Exercise requirements: All of the material below is to be restated word for word, apart from the pictures.
— START OF Data —
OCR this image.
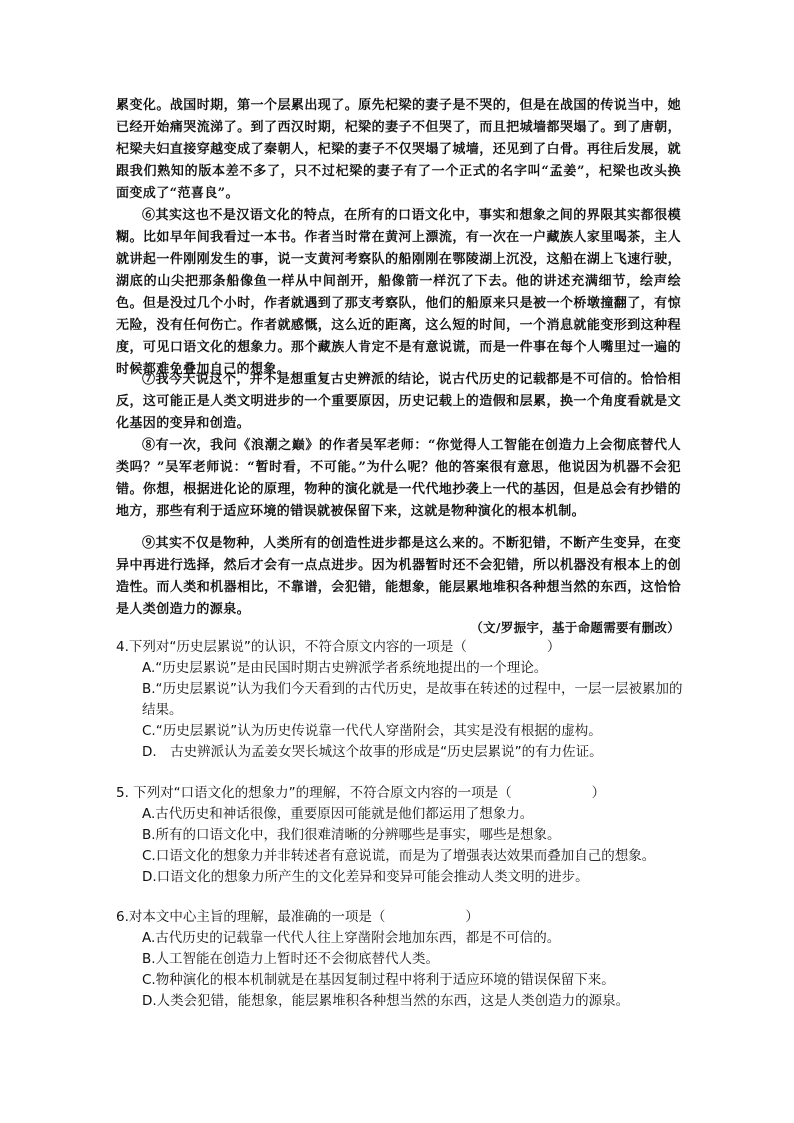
累变化。战国时期，第一个层累出现了。原先杞梁的妻子是不哭的，但是在战国的传说当中，她已经开始痛哭流涕了。到了西汉时期，杞梁的妻子不但哭了，而且把城墙都哭塌了。到了唐朝，杞梁夫妇直接穿越变成了秦朝人，杞梁的妻子不仅哭塌了城墙，还见到了白骨。再往后发展，就跟我们熟知的版本差不多了，只不过杞梁的妻子有了一个正式的名字叫“孟姜”，杞梁也改头换面变成了“范喜良”。

⑥其实这也不是汉语文化的特点，在所有的口语文化中，事实和想象之间的界限其实都很模糊。比如早年间我看过一本书。作者当时常在黄河上漂流，有一次在一户藏族人家里喝茶，主人就讲起一件刚刚发生的事，说一支黄河考察队的船刚刚在鄂陵湖上沉没，这船在湖上飞速行驶，湖底的山尖把那条船像鱼一样从中间剖开，船像箭一样沉了下去。他的讲述充满细节，绘声绘色。但是没过几个小时，作者就遇到了那支考察队，他们的船原来只是被一个桥墩撞翻了，有惊无险，没有任何伤亡。作者就感慨，这么近的距离，这么短的时间，一个消息就能变形到这种程度，可见口语文化的想象力。那个藏族人肯定不是有意说谎，而是一件事在每个人嘴里过一遍的时候都难免叠加自己的想象。

⑦我今天说这个，并不是想重复古史辨派的结论，说古代历史的记载都是不可信的。恰恰相反，这可能正是人类文明进步的一个重要原因，历史记载上的造假和层累，换一个角度看就是文化基因的变异和创造。

⑧有一次，我问《浪潮之巅》的作者吴军老师：“你觉得人工智能在创造力上会彻底替代人类吗？”吴军老师说：“暂时看，不可能。”为什么呢？他的答案很有意思，他说因为机器不会犯错。你想，根据进化论的原理，物种的演化就是一代代地抄袭上一代的基因，但是总会有抄错的地方，那些有利于适应环境的错误就被保留下来，这就是物种演化的根本机制。

⑨其实不仅是物种，人类所有的创造性进步都是这么来的。不断犯错，不断产生变异，在变异中再进行选择，然后才会有一点点进步。因为机器暂时还不会犯错，所以机器没有根本上的创造性。而人类和机器相比，不靠谱，会犯错，能想象，能层累地堆积各种想当然的东西，这恰恰是人类创造力的源泉。

（文/罗振宇，基于命题需要有删改）

4.下列对“历史层累说”的认识，不符合原文内容的一项是（	）

A.“历史层累说”是由民国时期古史辨派学者系统地提出的一个理论。

B.“历史层累说”认为我们今天看到的古代历史，是故事在转述的过程中，一层一层被累加的结果。

C.“历史层累说”认为历史传说靠一代代人穿凿附会，其实是没有根据的虚构。

D.　古史辨派认为孟姜女哭长城这个故事的形成是“历史层累说”的有力佐证。

5. 下列对“口语文化的想象力”的理解，不符合原文内容的一项是（	）

A.古代历史和神话很像，重要原因可能就是他们都运用了想象力。

B.所有的口语文化中，我们很难清晰的分辨哪些是事实，哪些是想象。

C.口语文化的想象力并非转述者有意说谎，而是为了增强表达效果而叠加自己的想象。

D.口语文化的想象力所产生的文化差异和变异可能会推动人类文明的进步。

6.对本文中心主旨的理解，最准确的一项是（	）

A.古代历史的记载靠一代代人往上穿凿附会地加东西，都是不可信的。

B.人工智能在创造力上暂时还不会彻底替代人类。

C.物种演化的根本机制就是在基因复制过程中将利于适应环境的错误保留下来。

D.人类会犯错，能想象，能层累堆积各种想当然的东西，这是人类创造力的源泉。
— END OF Data —
Task output:
OCR this image.
累变化。战国时期，第一个层累出现了。原先杞梁的妻子是不哭的，但是在战国的传说当中，她已经开始痛哭流涕了。到了西汉时期，杞梁的妻子不但哭了，而且把城墙都哭塌了。到了唐朝，杞梁夫妇直接穿越变成了秦朝人，杞梁的妻子不仅哭塌了城墙，还见到了白骨。再往后发展，就跟我们熟知的版本差不多了，只不过杞梁的妻子有了一个正式的名字叫“孟姜”，杞梁也改头换面变成了“范喜良”。

⑥其实这也不是汉语文化的特点，在所有的口语文化中，事实和想象之间的界限其实都很模糊。比如早年间我看过一本书。作者当时常在黄河上漂流，有一次在一户藏族人家里喝茶，主人就讲起一件刚刚发生的事，说一支黄河考察队的船刚刚在鄂陵湖上沉没，这船在湖上飞速行驶，湖底的山尖把那条船像鱼一样从中间剖开，船像箭一样沉了下去。他的讲述充满细节，绘声绘色。但是没过几个小时，作者就遇到了那支考察队，他们的船原来只是被一个桥墩撞翻了，有惊无险，没有任何伤亡。作者就感慨，这么近的距离，这么短的时间，一个消息就能变形到这种程度，可见口语文化的想象力。那个藏族人肯定不是有意说谎，而是一件事在每个人嘴里过一遍的时候都难免叠加自己的想象。

⑦我今天说这个，并不是想重复古史辨派的结论，说古代历史的记载都是不可信的。恰恰相反，这可能正是人类文明进步的一个重要原因，历史记载上的造假和层累，换一个角度看就是文化基因的变异和创造。

⑧有一次，我问《浪潮之巅》的作者吴军老师：“你觉得人工智能在创造力上会彻底替代人类吗？”吴军老师说：“暂时看，不可能。”为什么呢？他的答案很有意思，他说因为机器不会犯错。你想，根据进化论的原理，物种的演化就是一代代地抄袭上一代的基因，但是总会有抄错的地方，那些有利于适应环境的错误就被保留下来，这就是物种演化的根本机制。

⑨其实不仅是物种，人类所有的创造性进步都是这么来的。不断犯错，不断产生变异，在变异中再进行选择，然后才会有一点点进步。因为机器暂时还不会犯错，所以机器没有根本上的创造性。而人类和机器相比，不靠谱，会犯错，能想象，能层累地堆积各种想当然的东西，这恰恰是人类创造力的源泉。

（文/罗振宇，基于命题需要有删改）

4.下列对“历史层累说”的认识，不符合原文内容的一项是（	）

A.“历史层累说”是由民国时期古史辨派学者系统地提出的一个理论。

B.“历史层累说”认为我们今天看到的古代历史，是故事在转述的过程中，一层一层被累加的结果。

C.“历史层累说”认为历史传说靠一代代人穿凿附会，其实是没有根据的虚构。

D.　古史辨派认为孟姜女哭长城这个故事的形成是“历史层累说”的有力佐证。

5. 下列对“口语文化的想象力”的理解，不符合原文内容的一项是（	）

A.古代历史和神话很像，重要原因可能就是他们都运用了想象力。

B.所有的口语文化中，我们很难清晰的分辨哪些是事实，哪些是想象。

C.口语文化的想象力并非转述者有意说谎，而是为了增强表达效果而叠加自己的想象。

D.口语文化的想象力所产生的文化差异和变异可能会推动人类文明的进步。

6.对本文中心主旨的理解，最准确的一项是（	）

A.古代历史的记载靠一代代人往上穿凿附会地加东西，都是不可信的。

B.人工智能在创造力上暂时还不会彻底替代人类。

C.物种演化的根本机制就是在基因复制过程中将利于适应环境的错误保留下来。

D.人类会犯错，能想象，能层累堆积各种想当然的东西，这是人类创造力的源泉。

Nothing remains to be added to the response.